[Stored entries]

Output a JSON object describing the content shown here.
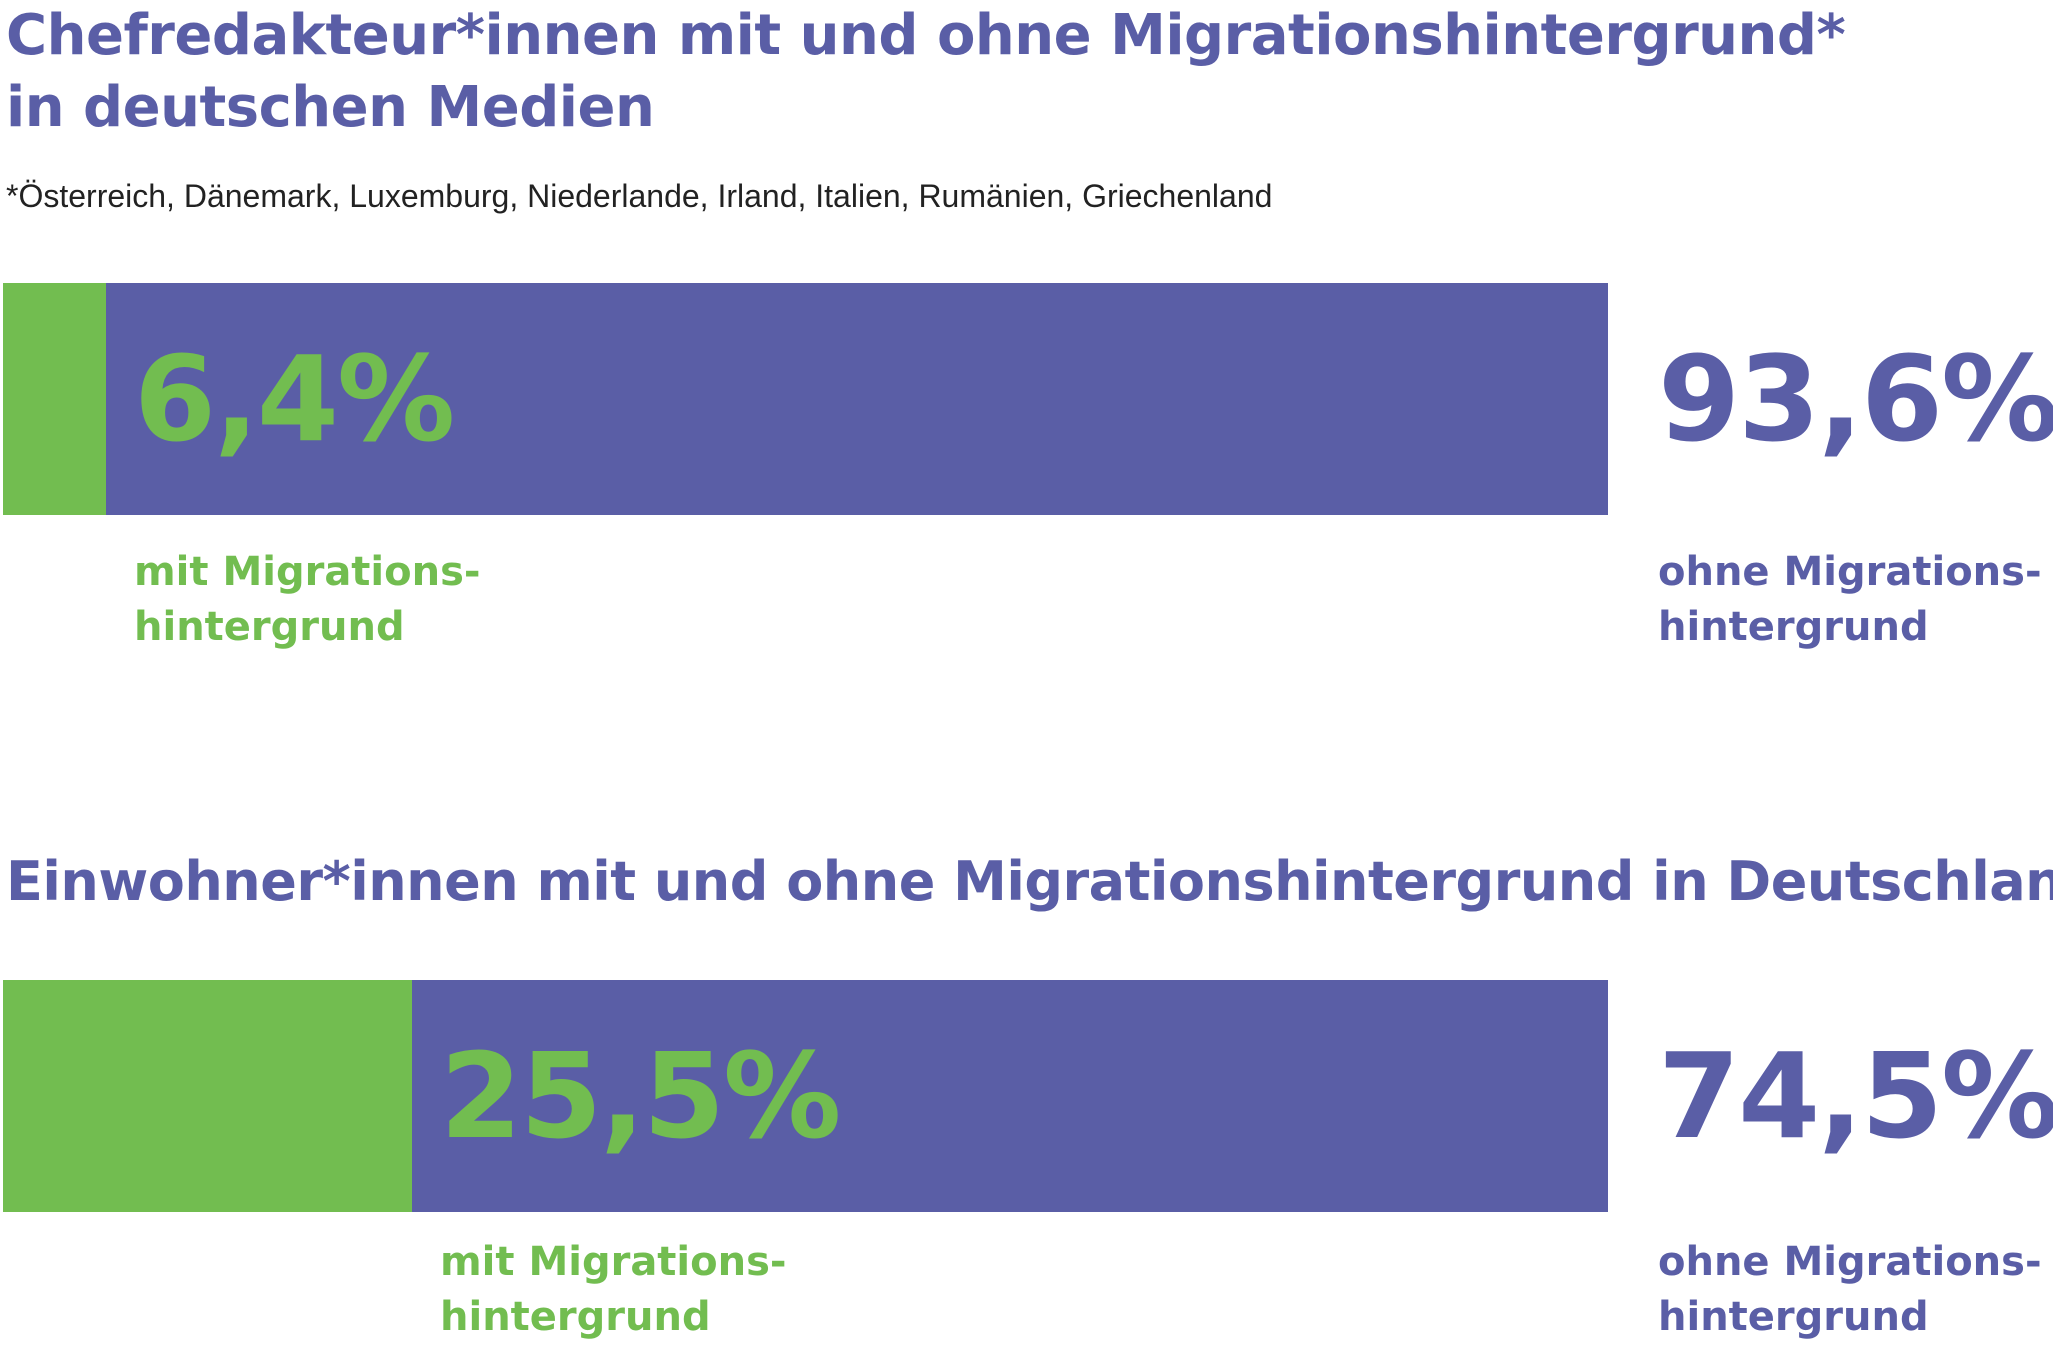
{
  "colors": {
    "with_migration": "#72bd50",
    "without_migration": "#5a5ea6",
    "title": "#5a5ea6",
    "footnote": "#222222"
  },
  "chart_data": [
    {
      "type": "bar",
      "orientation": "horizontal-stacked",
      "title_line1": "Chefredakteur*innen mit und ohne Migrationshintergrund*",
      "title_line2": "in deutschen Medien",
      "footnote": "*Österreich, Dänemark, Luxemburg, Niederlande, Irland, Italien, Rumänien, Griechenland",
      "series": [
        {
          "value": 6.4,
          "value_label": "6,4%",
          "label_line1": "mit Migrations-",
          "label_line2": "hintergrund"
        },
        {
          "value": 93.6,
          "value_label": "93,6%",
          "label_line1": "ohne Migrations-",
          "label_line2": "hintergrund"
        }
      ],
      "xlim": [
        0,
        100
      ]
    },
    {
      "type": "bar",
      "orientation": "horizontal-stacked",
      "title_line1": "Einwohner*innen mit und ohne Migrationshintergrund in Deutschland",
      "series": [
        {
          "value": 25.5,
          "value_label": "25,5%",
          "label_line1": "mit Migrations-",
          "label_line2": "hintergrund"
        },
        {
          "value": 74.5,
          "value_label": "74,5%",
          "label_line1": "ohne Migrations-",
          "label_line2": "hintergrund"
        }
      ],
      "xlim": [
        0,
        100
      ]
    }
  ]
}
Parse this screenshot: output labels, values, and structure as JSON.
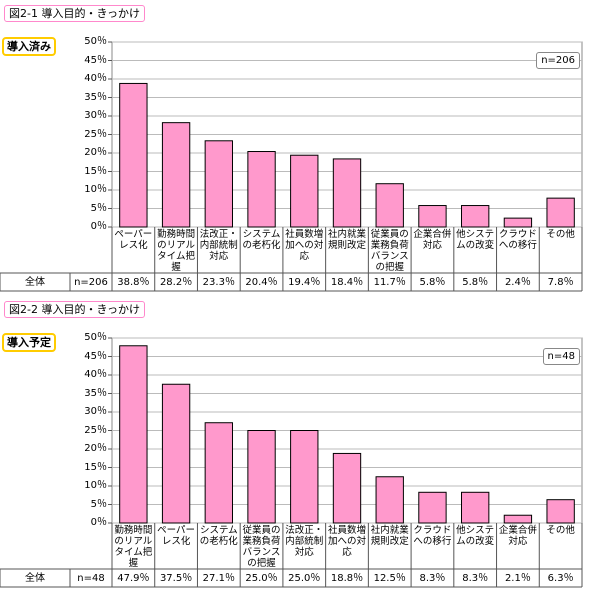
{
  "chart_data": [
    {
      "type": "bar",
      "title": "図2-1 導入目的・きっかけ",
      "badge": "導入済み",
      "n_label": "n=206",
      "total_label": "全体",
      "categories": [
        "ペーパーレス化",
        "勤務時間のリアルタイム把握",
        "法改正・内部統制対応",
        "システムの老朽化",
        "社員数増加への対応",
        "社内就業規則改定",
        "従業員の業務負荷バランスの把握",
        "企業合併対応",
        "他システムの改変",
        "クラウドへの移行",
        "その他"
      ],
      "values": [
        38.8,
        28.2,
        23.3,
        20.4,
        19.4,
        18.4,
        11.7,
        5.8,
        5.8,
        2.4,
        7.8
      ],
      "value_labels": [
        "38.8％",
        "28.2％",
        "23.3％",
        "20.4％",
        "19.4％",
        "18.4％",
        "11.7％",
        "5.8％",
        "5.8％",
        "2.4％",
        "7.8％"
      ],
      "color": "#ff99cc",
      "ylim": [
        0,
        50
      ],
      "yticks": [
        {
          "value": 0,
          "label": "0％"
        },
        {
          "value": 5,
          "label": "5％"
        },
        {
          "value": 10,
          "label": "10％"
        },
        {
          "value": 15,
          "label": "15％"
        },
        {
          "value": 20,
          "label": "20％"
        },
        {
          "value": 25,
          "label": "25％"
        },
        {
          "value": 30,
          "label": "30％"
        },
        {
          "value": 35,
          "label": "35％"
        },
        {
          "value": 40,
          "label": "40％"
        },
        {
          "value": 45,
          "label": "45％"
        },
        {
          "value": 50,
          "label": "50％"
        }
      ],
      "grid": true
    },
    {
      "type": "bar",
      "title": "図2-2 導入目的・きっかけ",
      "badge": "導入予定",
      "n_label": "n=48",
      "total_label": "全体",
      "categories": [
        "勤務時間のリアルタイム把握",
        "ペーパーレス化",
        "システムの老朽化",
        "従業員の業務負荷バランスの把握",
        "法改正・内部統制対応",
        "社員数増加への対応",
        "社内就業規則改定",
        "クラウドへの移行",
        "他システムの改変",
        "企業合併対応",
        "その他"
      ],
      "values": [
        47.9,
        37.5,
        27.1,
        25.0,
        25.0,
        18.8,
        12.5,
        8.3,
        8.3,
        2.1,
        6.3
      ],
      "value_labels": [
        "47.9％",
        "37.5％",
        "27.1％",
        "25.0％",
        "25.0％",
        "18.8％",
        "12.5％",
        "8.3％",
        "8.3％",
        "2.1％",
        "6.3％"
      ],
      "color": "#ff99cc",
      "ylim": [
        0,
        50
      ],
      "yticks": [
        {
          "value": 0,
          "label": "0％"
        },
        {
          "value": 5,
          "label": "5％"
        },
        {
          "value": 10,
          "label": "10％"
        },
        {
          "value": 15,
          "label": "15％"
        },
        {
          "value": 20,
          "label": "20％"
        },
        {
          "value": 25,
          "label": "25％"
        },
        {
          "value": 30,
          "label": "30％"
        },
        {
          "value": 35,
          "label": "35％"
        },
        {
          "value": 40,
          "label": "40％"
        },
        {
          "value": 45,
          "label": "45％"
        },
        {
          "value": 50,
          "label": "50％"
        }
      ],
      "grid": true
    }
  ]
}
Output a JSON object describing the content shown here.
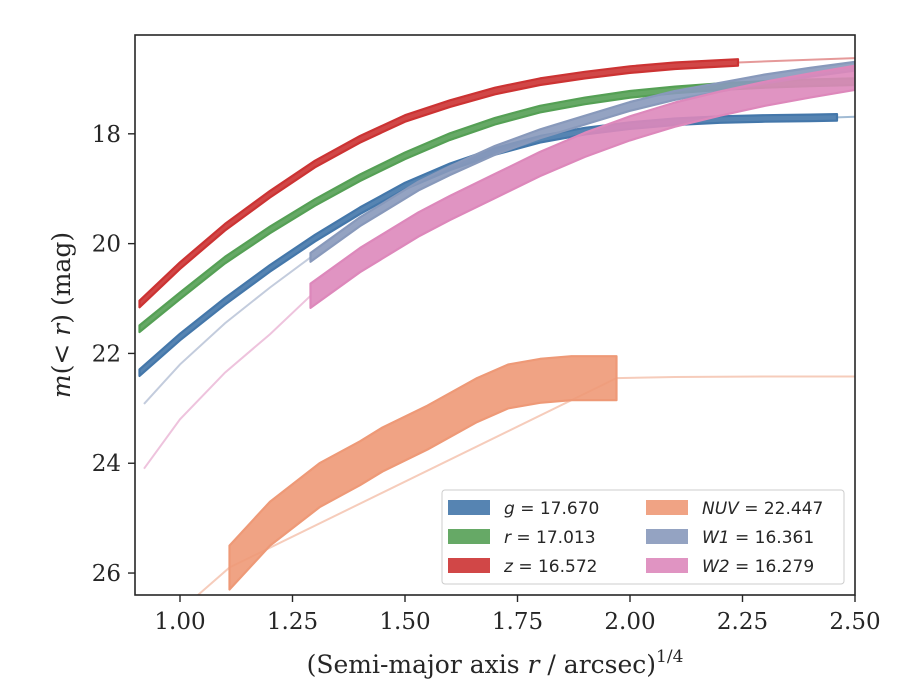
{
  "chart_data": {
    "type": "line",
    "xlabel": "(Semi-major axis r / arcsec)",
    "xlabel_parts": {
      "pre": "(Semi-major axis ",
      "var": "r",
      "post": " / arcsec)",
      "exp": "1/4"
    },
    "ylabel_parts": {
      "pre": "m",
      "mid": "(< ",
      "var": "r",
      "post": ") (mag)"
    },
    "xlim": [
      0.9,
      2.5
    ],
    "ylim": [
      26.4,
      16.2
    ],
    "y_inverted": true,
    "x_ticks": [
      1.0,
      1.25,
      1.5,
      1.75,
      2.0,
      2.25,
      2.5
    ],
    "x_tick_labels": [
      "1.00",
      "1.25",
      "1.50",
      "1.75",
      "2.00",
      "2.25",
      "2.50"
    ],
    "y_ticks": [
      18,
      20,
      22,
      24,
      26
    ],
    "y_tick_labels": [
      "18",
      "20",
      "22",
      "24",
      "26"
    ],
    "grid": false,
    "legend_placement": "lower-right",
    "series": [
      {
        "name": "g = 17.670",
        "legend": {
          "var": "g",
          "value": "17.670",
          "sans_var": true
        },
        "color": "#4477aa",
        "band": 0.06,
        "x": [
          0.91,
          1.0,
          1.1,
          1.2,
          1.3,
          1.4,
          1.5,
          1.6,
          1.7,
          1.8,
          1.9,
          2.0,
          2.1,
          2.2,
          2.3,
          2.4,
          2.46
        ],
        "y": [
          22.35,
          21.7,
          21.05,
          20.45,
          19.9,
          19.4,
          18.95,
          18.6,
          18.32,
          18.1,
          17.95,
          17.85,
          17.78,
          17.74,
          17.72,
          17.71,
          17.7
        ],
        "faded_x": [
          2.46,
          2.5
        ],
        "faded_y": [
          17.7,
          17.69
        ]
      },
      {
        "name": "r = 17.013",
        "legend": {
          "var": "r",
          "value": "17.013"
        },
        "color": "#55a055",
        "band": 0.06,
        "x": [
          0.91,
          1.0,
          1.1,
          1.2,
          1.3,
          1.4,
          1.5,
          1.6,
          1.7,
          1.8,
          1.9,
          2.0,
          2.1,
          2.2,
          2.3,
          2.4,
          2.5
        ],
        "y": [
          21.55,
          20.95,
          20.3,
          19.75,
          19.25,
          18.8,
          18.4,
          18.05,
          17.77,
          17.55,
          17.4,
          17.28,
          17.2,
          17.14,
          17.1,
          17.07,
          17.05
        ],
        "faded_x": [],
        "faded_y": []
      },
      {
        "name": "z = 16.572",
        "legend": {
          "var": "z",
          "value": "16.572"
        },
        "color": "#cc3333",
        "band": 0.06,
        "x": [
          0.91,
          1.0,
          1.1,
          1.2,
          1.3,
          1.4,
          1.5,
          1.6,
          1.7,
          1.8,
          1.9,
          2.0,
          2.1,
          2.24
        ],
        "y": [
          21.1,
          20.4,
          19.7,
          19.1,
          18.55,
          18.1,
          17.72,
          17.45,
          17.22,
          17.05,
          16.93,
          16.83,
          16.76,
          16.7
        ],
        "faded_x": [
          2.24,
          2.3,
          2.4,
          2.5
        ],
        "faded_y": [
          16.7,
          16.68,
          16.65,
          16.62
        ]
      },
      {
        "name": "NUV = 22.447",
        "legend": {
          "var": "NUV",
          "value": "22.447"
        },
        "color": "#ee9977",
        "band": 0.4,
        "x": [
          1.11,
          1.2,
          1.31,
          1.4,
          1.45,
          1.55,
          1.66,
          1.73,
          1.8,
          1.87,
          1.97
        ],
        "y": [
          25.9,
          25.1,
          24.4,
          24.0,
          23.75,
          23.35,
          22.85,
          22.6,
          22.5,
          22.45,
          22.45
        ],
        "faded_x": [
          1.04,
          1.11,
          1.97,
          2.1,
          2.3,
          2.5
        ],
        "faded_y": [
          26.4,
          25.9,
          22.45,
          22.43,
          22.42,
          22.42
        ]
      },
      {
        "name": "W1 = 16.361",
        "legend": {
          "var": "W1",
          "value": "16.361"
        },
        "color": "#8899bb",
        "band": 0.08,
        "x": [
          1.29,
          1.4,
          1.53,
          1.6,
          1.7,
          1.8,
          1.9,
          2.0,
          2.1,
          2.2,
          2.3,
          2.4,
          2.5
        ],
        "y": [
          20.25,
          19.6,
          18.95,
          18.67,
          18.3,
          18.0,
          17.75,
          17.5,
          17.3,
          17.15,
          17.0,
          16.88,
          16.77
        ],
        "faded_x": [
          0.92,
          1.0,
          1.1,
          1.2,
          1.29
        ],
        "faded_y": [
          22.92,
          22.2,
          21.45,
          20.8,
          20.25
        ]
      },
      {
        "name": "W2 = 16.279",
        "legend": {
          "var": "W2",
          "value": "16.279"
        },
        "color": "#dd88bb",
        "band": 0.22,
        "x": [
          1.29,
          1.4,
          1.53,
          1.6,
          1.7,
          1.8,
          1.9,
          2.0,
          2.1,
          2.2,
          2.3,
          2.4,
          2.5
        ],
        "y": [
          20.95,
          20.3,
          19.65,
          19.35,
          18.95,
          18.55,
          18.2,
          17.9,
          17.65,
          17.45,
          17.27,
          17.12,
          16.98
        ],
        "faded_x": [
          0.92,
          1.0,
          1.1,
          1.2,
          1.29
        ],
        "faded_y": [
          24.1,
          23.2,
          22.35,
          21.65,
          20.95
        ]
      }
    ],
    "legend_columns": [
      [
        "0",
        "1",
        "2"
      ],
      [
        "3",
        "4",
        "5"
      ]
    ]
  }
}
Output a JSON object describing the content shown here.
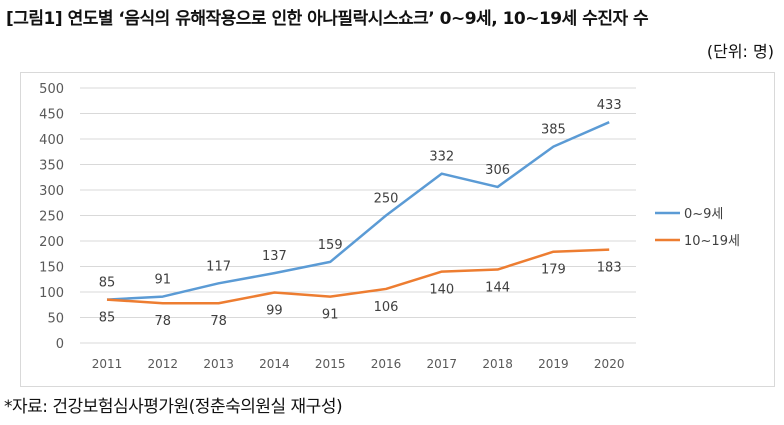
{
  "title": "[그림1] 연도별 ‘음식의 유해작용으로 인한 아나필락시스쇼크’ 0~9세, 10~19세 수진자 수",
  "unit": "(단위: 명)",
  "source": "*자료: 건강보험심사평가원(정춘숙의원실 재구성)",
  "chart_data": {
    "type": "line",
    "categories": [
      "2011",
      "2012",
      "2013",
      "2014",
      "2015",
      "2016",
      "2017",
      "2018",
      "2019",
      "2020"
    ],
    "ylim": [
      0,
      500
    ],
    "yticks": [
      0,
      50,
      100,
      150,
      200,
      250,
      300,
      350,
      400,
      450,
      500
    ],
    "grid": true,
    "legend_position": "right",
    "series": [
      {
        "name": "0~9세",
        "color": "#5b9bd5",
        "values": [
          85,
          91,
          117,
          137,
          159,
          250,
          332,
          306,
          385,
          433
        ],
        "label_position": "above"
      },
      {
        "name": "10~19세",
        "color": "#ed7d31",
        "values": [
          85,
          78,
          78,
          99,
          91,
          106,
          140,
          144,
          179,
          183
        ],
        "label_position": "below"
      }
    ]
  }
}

**REQUIRED TASK:**
Search the records above for "name". Copy each line where it is found.

**TASK OUTPUT:**
        "name": "g = 17.670",
        "name": "r = 17.013",
        "name": "z = 16.572",
        "name": "NUV = 22.447",
        "name": "W1 = 16.361",
        "name": "W2 = 16.279",
        "name": "0~9세",
        "name": "10~19세",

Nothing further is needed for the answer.